--- START OF Input records ---

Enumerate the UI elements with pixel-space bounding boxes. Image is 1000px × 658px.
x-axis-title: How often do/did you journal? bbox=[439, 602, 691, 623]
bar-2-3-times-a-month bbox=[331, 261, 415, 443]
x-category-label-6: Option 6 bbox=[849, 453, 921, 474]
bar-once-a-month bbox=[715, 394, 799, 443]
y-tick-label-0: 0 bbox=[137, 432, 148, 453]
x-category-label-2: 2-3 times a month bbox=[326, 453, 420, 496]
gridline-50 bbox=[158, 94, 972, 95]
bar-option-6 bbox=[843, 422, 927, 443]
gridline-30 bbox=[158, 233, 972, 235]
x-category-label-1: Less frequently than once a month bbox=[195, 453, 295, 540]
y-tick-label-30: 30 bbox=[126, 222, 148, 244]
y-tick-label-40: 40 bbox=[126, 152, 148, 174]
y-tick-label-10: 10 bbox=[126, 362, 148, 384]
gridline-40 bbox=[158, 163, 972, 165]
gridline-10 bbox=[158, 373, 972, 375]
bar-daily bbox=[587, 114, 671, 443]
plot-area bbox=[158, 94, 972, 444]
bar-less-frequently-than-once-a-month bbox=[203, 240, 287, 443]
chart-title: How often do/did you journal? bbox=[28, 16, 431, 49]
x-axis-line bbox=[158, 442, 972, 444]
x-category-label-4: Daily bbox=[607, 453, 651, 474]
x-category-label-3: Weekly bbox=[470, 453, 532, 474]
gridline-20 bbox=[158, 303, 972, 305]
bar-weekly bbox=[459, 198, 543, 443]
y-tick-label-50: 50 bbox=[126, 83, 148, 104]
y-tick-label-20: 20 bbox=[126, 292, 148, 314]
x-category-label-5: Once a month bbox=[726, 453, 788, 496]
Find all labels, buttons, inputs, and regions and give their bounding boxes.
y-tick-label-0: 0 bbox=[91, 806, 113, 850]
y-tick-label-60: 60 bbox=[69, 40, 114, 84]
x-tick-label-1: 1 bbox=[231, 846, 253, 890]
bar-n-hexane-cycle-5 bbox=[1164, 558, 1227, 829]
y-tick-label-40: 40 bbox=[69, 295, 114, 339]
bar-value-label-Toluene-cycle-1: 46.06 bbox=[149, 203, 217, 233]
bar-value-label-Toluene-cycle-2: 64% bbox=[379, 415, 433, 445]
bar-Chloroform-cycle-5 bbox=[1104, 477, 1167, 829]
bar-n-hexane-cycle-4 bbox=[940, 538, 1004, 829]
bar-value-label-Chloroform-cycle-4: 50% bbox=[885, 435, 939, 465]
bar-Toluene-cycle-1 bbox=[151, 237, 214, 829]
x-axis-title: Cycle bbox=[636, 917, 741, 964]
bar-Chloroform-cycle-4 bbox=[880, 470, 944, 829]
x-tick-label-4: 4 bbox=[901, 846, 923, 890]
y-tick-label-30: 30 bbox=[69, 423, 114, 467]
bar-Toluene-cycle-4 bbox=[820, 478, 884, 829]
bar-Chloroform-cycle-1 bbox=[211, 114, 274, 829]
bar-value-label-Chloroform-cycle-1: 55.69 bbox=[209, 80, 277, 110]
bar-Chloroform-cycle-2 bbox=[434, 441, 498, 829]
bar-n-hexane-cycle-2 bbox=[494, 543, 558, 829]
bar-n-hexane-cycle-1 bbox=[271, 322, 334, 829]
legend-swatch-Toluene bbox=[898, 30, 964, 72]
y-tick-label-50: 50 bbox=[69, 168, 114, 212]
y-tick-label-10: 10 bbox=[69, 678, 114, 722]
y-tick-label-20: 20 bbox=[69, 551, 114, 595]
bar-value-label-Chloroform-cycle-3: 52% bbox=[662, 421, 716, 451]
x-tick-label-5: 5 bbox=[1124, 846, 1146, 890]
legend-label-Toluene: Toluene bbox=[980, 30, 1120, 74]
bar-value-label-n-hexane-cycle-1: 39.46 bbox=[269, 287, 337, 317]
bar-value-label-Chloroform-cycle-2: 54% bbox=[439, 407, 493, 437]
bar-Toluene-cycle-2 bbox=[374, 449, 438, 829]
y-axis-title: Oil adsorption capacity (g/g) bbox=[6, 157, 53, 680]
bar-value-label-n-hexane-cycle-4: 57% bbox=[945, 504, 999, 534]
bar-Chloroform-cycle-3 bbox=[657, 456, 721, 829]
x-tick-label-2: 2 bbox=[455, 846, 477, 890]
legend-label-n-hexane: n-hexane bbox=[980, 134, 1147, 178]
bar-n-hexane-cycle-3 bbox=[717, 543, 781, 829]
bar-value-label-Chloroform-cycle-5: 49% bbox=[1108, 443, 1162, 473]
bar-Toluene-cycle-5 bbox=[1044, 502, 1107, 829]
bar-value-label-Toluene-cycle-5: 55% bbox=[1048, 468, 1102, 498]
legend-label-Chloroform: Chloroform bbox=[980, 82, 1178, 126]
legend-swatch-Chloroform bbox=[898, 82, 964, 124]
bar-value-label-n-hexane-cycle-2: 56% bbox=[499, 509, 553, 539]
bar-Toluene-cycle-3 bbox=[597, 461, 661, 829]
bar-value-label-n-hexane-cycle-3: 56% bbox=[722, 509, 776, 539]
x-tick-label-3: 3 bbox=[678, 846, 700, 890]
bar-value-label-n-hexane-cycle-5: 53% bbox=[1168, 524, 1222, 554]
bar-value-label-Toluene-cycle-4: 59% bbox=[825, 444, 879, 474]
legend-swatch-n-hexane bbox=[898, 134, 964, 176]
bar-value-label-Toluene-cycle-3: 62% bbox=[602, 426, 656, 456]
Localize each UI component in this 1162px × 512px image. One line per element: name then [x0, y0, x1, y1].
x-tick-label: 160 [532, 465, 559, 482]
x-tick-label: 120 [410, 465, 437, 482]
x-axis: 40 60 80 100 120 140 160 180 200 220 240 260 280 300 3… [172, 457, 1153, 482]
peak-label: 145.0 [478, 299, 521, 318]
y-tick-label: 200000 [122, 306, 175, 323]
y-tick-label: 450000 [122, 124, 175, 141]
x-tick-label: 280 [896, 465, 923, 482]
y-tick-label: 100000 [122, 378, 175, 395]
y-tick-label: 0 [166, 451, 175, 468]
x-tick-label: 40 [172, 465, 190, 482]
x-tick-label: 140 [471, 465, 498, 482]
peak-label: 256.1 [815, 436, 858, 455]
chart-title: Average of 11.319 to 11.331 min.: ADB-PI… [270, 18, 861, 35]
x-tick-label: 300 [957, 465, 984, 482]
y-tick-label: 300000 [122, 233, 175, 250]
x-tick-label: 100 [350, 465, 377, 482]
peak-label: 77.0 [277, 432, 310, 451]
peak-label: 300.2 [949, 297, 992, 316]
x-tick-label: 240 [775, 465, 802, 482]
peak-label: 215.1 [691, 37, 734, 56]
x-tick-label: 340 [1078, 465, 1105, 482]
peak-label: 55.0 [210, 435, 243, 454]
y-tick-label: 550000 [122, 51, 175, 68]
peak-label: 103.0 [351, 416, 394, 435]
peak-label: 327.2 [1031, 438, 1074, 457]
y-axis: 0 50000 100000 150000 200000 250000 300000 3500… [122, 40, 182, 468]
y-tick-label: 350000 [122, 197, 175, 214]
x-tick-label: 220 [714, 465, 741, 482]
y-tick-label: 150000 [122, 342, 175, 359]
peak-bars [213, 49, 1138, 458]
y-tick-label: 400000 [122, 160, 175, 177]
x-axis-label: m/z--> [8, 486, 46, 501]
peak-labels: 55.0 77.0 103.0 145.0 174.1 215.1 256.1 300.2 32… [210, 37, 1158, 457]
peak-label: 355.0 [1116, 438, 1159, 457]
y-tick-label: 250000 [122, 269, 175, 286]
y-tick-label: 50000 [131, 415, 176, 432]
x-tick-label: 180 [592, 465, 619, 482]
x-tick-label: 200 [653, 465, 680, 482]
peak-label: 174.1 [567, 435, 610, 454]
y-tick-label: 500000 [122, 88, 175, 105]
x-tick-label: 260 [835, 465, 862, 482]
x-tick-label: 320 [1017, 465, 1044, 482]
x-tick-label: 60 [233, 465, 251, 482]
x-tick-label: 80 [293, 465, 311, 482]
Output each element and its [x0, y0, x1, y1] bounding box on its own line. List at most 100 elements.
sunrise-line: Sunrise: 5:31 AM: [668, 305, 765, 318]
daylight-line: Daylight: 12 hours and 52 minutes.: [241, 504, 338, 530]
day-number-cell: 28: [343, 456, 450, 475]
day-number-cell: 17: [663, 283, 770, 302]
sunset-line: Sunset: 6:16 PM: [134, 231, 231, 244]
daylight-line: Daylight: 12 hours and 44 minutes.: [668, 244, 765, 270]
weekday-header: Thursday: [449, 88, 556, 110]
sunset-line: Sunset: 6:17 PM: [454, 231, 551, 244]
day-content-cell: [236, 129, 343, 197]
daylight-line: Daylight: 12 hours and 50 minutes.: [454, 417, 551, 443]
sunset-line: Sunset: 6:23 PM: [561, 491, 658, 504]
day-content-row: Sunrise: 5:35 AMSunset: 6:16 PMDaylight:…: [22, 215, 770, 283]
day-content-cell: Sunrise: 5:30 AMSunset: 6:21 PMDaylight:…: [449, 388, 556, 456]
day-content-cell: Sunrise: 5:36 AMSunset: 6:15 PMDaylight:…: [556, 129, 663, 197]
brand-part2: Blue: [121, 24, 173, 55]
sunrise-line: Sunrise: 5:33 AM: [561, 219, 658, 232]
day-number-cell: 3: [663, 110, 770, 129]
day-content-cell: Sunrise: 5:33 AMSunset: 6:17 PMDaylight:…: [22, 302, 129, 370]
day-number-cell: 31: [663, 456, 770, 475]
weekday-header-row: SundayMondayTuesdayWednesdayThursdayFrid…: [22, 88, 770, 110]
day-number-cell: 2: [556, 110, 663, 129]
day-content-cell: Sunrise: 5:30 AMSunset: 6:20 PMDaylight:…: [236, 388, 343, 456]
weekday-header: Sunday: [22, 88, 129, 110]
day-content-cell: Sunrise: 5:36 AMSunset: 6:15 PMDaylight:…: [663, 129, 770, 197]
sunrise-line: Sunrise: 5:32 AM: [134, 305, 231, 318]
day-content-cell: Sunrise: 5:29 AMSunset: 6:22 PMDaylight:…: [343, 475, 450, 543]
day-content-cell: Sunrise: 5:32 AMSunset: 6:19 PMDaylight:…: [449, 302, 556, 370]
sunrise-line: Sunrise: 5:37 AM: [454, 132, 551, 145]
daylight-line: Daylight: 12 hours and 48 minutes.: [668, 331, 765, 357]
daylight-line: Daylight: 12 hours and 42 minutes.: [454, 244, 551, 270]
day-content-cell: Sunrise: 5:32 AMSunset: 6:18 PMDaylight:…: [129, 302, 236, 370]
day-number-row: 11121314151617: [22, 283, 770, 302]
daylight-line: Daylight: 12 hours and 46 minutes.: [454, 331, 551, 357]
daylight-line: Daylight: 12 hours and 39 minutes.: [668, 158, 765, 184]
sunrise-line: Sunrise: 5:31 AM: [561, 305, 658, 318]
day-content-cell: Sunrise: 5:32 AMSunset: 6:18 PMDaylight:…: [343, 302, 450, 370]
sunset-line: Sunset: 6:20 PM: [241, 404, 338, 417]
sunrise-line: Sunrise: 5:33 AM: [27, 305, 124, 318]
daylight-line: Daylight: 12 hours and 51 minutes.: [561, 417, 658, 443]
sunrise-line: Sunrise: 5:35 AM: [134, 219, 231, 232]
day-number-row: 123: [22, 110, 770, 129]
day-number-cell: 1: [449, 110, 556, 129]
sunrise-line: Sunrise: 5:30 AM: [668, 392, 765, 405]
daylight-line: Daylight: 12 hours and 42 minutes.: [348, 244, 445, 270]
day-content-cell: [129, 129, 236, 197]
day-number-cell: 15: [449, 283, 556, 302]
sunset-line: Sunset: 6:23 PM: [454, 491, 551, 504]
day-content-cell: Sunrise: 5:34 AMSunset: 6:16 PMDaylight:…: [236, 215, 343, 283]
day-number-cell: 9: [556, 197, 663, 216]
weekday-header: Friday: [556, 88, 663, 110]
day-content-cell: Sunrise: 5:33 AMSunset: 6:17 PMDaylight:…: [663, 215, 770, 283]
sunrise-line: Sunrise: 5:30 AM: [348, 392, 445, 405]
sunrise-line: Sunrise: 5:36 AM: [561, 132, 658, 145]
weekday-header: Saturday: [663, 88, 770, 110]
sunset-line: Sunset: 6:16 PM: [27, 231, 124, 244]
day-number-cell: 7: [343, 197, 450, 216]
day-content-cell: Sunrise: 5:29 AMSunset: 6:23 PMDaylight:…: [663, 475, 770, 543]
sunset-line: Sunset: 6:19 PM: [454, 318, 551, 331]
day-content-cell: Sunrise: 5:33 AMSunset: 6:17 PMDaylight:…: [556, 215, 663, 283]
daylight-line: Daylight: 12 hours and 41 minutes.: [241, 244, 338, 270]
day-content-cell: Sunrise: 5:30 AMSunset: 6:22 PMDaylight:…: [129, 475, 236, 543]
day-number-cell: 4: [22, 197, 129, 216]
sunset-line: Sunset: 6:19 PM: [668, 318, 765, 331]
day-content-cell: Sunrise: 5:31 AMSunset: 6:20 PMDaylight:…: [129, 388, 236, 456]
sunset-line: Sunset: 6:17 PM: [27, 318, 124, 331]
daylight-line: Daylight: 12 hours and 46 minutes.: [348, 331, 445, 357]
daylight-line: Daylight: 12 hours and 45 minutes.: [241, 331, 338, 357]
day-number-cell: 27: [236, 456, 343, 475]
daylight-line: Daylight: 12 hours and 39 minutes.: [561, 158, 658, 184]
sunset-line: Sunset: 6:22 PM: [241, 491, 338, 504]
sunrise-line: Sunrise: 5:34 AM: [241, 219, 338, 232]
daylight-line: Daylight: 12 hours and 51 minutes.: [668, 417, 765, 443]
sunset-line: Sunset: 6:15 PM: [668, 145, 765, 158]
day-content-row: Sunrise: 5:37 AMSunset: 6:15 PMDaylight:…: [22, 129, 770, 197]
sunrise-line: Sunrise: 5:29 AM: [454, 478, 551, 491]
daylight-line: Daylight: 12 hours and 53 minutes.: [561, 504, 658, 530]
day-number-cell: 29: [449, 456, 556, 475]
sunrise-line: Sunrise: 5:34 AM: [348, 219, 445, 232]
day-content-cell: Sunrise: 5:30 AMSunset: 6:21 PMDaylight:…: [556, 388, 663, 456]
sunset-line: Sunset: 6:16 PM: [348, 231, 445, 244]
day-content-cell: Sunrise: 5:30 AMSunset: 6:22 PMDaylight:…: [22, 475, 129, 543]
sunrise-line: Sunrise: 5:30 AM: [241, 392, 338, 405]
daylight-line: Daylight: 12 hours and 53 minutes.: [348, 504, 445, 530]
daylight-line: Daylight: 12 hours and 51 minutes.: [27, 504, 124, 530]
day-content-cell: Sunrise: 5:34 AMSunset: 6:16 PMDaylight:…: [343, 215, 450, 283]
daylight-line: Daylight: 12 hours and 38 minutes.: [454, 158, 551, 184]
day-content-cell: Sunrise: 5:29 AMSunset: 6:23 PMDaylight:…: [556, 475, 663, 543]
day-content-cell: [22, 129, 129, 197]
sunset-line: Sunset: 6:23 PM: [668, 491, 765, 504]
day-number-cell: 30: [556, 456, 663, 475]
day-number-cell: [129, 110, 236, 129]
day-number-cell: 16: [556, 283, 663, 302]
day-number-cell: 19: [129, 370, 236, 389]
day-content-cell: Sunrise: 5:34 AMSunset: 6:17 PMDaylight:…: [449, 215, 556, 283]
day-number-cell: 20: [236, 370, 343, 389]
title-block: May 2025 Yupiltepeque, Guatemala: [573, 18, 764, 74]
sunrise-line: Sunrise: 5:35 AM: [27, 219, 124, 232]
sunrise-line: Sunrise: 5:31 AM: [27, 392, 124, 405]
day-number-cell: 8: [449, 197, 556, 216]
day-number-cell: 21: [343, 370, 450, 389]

--- END OF Input records ---

Rewrite the data from its first line through the line containing "bar-daily bbox=[587, 114, 671, 443]", inclusive, changing every "gridline" to "grid-line" and leaving everything else as it is. Return only those lines.

#### [Response to the task]
Enumerate the UI elements with pixel-space bounding boxes. Image is 1000px × 658px.
x-axis-title: How often do/did you journal? bbox=[439, 602, 691, 623]
bar-2-3-times-a-month bbox=[331, 261, 415, 443]
x-category-label-6: Option 6 bbox=[849, 453, 921, 474]
bar-once-a-month bbox=[715, 394, 799, 443]
y-tick-label-0: 0 bbox=[137, 432, 148, 453]
x-category-label-2: 2-3 times a month bbox=[326, 453, 420, 496]
grid-line-50 bbox=[158, 94, 972, 95]
bar-option-6 bbox=[843, 422, 927, 443]
grid-line-30 bbox=[158, 233, 972, 235]
x-category-label-1: Less frequently than once a month bbox=[195, 453, 295, 540]
y-tick-label-30: 30 bbox=[126, 222, 148, 244]
y-tick-label-40: 40 bbox=[126, 152, 148, 174]
y-tick-label-10: 10 bbox=[126, 362, 148, 384]
grid-line-40 bbox=[158, 163, 972, 165]
grid-line-10 bbox=[158, 373, 972, 375]
bar-daily bbox=[587, 114, 671, 443]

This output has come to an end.